• **Prompt**
Tell how many lines contain the word "ліках". Reply with the number only.

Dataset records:

..............................

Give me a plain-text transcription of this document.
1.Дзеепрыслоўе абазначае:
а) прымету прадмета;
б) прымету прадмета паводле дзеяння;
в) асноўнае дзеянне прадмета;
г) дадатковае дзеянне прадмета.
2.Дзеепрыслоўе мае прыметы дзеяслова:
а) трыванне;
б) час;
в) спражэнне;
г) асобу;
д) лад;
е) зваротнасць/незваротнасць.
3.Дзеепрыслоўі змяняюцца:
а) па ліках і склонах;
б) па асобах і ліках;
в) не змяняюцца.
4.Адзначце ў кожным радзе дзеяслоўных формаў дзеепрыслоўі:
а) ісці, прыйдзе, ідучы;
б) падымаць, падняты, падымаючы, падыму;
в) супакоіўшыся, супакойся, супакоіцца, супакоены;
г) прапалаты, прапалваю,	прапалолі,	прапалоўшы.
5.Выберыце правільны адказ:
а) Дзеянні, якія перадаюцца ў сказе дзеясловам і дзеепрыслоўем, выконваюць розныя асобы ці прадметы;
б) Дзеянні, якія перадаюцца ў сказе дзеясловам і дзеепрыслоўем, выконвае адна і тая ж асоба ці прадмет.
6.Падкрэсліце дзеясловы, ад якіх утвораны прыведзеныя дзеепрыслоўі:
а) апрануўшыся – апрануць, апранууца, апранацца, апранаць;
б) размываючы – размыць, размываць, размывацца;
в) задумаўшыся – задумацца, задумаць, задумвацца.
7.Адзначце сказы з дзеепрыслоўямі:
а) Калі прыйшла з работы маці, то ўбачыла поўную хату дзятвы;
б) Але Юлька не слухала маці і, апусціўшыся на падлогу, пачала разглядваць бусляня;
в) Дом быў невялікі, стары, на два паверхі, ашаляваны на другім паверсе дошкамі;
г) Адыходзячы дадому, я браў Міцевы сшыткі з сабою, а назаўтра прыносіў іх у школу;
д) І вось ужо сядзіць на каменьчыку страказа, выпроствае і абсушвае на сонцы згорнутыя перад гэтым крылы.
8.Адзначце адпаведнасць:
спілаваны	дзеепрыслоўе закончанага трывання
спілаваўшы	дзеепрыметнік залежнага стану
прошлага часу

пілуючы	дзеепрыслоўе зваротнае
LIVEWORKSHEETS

..............................

• **Written solution**
2